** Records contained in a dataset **
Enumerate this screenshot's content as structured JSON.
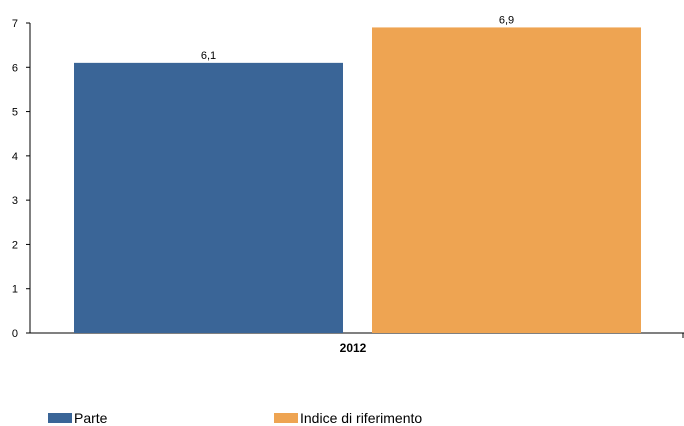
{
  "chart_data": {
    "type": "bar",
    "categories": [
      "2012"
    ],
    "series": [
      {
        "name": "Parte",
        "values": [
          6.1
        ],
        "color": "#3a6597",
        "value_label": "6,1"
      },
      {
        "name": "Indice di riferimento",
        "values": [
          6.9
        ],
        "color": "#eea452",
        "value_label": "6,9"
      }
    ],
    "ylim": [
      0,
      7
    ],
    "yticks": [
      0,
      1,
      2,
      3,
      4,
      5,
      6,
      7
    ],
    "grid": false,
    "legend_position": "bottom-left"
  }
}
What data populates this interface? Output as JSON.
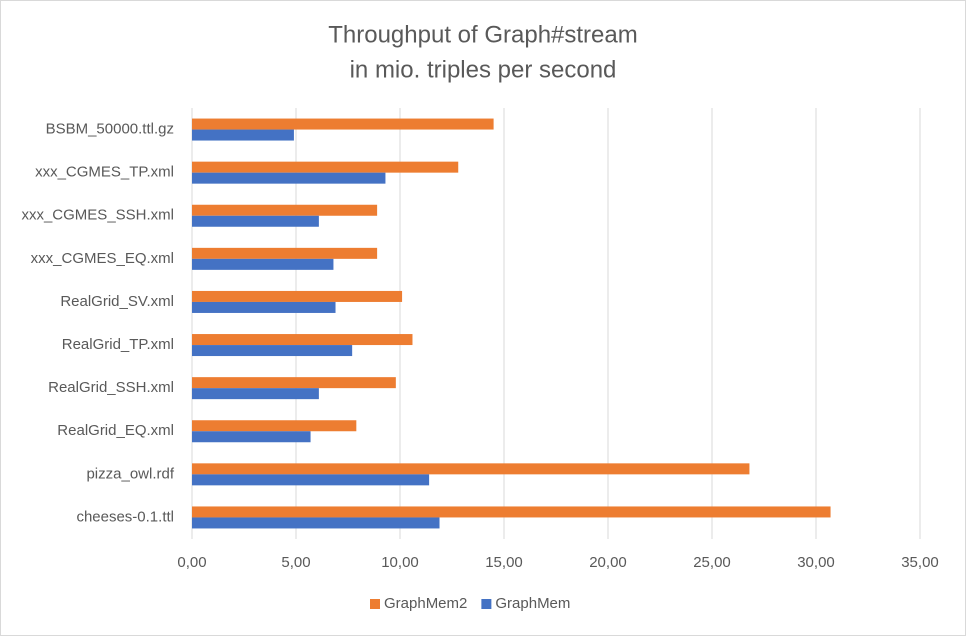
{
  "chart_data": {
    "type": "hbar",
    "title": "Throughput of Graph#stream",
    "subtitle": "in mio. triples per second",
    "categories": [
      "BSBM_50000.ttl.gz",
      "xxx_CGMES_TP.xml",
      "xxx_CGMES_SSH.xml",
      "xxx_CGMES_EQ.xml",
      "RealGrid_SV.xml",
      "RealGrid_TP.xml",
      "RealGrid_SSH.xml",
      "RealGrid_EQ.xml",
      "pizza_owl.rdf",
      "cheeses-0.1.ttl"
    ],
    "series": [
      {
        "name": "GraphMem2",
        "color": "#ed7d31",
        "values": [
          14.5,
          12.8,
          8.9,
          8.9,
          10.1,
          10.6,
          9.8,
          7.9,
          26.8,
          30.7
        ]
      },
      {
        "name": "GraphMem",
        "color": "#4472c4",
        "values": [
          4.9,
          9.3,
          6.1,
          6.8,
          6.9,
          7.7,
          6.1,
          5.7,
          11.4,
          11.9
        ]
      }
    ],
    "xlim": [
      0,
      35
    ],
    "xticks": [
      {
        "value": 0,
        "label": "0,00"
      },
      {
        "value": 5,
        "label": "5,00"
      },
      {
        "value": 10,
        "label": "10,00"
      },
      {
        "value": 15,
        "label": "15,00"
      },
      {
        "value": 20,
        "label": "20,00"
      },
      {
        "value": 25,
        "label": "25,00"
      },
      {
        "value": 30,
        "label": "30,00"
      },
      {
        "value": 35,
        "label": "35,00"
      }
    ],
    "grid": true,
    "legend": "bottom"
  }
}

** To be done **
Provide solely the number of lines in the data that include the word "bottom".

** Written solution **
2